- [Saved data entries]:

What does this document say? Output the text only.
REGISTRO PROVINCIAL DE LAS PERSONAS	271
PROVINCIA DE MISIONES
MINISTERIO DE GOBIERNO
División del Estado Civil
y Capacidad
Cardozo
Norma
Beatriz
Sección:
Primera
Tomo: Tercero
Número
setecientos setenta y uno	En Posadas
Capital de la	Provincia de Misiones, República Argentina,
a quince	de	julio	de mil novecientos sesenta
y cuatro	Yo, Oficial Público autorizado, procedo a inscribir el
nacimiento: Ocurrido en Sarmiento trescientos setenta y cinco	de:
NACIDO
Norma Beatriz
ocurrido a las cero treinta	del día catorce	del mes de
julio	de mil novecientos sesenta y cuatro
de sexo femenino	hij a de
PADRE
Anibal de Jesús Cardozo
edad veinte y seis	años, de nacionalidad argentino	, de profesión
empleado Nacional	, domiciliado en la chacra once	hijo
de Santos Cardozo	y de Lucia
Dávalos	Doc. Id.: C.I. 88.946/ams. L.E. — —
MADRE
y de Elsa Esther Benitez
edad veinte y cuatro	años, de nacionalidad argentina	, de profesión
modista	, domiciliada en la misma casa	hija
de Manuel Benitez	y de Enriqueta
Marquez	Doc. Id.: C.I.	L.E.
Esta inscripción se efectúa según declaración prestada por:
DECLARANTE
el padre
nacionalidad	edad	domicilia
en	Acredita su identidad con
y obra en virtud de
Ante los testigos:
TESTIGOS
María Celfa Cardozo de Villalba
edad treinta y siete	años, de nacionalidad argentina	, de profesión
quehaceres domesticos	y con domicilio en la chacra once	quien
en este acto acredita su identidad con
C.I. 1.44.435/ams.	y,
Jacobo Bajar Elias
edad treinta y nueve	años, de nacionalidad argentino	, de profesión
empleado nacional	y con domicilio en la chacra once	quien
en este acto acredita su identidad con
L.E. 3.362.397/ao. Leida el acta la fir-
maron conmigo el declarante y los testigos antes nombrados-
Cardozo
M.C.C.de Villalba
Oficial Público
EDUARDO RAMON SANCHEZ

- [What the task requires]: All of the material must be reproduced exactly.

- [Correct answer]:
What does this document say? Output the text only.
REGISTRO PROVINCIAL DE LAS PERSONAS	271
PROVINCIA DE MISIONES
MINISTERIO DE GOBIERNO
División del Estado Civil
y Capacidad
Cardozo
Norma
Beatriz
Sección:
Primera
Tomo: Tercero
Número
setecientos setenta y uno	En Posadas
Capital de la	Provincia de Misiones, República Argentina,
a quince	de	julio	de mil novecientos sesenta
y cuatro	Yo, Oficial Público autorizado, procedo a inscribir el
nacimiento: Ocurrido en Sarmiento trescientos setenta y cinco	de:
NACIDO
Norma Beatriz
ocurrido a las cero treinta	del día catorce	del mes de
julio	de mil novecientos sesenta y cuatro
de sexo femenino	hij a de
PADRE
Anibal de Jesús Cardozo
edad veinte y seis	años, de nacionalidad argentino	, de profesión
empleado Nacional	, domiciliado en la chacra once	hijo
de Santos Cardozo	y de Lucia
Dávalos	Doc. Id.: C.I. 88.946/ams. L.E. — —
MADRE
y de Elsa Esther Benitez
edad veinte y cuatro	años, de nacionalidad argentina	, de profesión
modista	, domiciliada en la misma casa	hija
de Manuel Benitez	y de Enriqueta
Marquez	Doc. Id.: C.I.	L.E.
Esta inscripción se efectúa según declaración prestada por:
DECLARANTE
el padre
nacionalidad	edad	domicilia
en	Acredita su identidad con
y obra en virtud de
Ante los testigos:
TESTIGOS
María Celfa Cardozo de Villalba
edad treinta y siete	años, de nacionalidad argentina	, de profesión
quehaceres domesticos	y con domicilio en la chacra once	quien
en este acto acredita su identidad con
C.I. 1.44.435/ams.	y,
Jacobo Bajar Elias
edad treinta y nueve	años, de nacionalidad argentino	, de profesión
empleado nacional	y con domicilio en la chacra once	quien
en este acto acredita su identidad con
L.E. 3.362.397/ao. Leida el acta la fir-
maron conmigo el declarante y los testigos antes nombrados-
Cardozo
M.C.C.de Villalba
Oficial Público
EDUARDO RAMON SANCHEZ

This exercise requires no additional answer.